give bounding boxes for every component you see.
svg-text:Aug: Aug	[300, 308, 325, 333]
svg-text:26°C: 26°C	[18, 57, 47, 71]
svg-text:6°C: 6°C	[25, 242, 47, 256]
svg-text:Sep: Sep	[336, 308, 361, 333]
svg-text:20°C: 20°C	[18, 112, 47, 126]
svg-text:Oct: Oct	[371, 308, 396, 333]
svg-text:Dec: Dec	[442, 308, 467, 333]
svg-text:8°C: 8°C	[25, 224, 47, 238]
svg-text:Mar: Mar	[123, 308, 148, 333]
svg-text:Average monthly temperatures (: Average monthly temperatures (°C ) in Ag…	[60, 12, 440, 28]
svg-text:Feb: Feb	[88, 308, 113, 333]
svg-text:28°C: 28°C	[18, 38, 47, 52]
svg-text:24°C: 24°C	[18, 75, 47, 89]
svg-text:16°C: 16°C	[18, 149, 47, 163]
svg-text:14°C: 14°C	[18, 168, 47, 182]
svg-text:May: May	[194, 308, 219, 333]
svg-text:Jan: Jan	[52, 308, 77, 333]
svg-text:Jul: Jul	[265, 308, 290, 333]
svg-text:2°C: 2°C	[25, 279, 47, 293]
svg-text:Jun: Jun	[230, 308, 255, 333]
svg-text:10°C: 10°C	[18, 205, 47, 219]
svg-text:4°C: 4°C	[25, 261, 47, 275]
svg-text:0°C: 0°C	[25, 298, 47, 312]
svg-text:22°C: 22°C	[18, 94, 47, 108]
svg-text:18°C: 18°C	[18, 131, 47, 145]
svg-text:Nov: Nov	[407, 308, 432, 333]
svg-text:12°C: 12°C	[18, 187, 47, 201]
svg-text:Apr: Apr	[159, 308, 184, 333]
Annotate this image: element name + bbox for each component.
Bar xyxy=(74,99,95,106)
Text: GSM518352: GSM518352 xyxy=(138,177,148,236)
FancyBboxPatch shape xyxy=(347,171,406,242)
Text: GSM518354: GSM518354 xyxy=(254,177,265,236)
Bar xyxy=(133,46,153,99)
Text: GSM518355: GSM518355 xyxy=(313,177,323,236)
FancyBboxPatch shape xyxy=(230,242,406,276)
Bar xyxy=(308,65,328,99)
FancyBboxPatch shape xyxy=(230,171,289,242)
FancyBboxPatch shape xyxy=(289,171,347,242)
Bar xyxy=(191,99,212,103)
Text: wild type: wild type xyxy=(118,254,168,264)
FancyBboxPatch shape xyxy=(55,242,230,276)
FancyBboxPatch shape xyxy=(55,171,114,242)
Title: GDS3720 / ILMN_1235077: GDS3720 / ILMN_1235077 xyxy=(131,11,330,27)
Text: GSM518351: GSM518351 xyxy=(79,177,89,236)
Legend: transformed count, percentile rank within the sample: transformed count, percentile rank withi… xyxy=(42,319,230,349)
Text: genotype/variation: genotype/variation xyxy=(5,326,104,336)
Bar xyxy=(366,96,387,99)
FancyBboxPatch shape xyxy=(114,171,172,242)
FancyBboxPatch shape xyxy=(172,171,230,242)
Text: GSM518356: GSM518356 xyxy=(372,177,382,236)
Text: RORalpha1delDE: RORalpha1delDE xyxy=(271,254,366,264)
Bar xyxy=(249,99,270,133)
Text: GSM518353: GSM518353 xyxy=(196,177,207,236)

Stated exercise:
Rewrite the rows above as a numbered list, from the first line up to and including the line with "Text: GSM518351: GSM518351", and leave out any blank lines.

Completed exercise:
1. give bounding boxes for every component you see.
2. svg-text:Aug: Aug	[300, 308, 325, 333]
3. svg-text:26°C: 26°C	[18, 57, 47, 71]
4. svg-text:6°C: 6°C	[25, 242, 47, 256]
5. svg-text:Sep: Sep	[336, 308, 361, 333]
6. svg-text:20°C: 20°C	[18, 112, 47, 126]
7. svg-text:Oct: Oct	[371, 308, 396, 333]
8. svg-text:Dec: Dec	[442, 308, 467, 333]
9. svg-text:8°C: 8°C	[25, 224, 47, 238]
10. svg-text:Mar: Mar	[123, 308, 148, 333]
11. svg-text:Average monthly temperatures (: Average monthly temperatures (°C ) in Ag…	[60, 12, 440, 28]
12. svg-text:Feb: Feb	[88, 308, 113, 333]
13. svg-text:28°C: 28°C	[18, 38, 47, 52]
14. svg-text:24°C: 24°C	[18, 75, 47, 89]
15. svg-text:16°C: 16°C	[18, 149, 47, 163]
16. svg-text:14°C: 14°C	[18, 168, 47, 182]
17. svg-text:May: May	[194, 308, 219, 333]
18. svg-text:Jan: Jan	[52, 308, 77, 333]
19. svg-text:Jul: Jul	[265, 308, 290, 333]
20. svg-text:2°C: 2°C	[25, 279, 47, 293]
21. svg-text:Jun: Jun	[230, 308, 255, 333]
22. svg-text:10°C: 10°C	[18, 205, 47, 219]
23. svg-text:4°C: 4°C	[25, 261, 47, 275]
24. svg-text:0°C: 0°C	[25, 298, 47, 312]
25. svg-text:22°C: 22°C	[18, 94, 47, 108]
26. svg-text:18°C: 18°C	[18, 131, 47, 145]
27. svg-text:Nov: Nov	[407, 308, 432, 333]
28. svg-text:12°C: 12°C	[18, 187, 47, 201]
29. svg-text:Apr: Apr	[159, 308, 184, 333]
30. Annotate this image: element name + bbox for each component.
31. Bar xyxy=(74,99,95,106)
32. Text: GSM518352: GSM518352 xyxy=(138,177,148,236)
33. FancyBboxPatch shape xyxy=(347,171,406,242)
34. Text: GSM518354: GSM518354 xyxy=(254,177,265,236)
35. Bar xyxy=(133,46,153,99)
36. Text: GSM518355: GSM518355 xyxy=(313,177,323,236)
37. FancyBboxPatch shape xyxy=(230,242,406,276)
38. Bar xyxy=(308,65,328,99)
39. FancyBboxPatch shape xyxy=(230,171,289,242)
40. FancyBboxPatch shape xyxy=(289,171,347,242)
41. Bar xyxy=(191,99,212,103)
42. Text: wild type: wild type xyxy=(118,254,168,264)
43. FancyBboxPatch shape xyxy=(55,242,230,276)
44. FancyBboxPatch shape xyxy=(55,171,114,242)
45. Title: GDS3720 / ILMN_1235077: GDS3720 / ILMN_1235077 xyxy=(131,11,330,27)
46. Text: GSM518351: GSM518351 xyxy=(79,177,89,236)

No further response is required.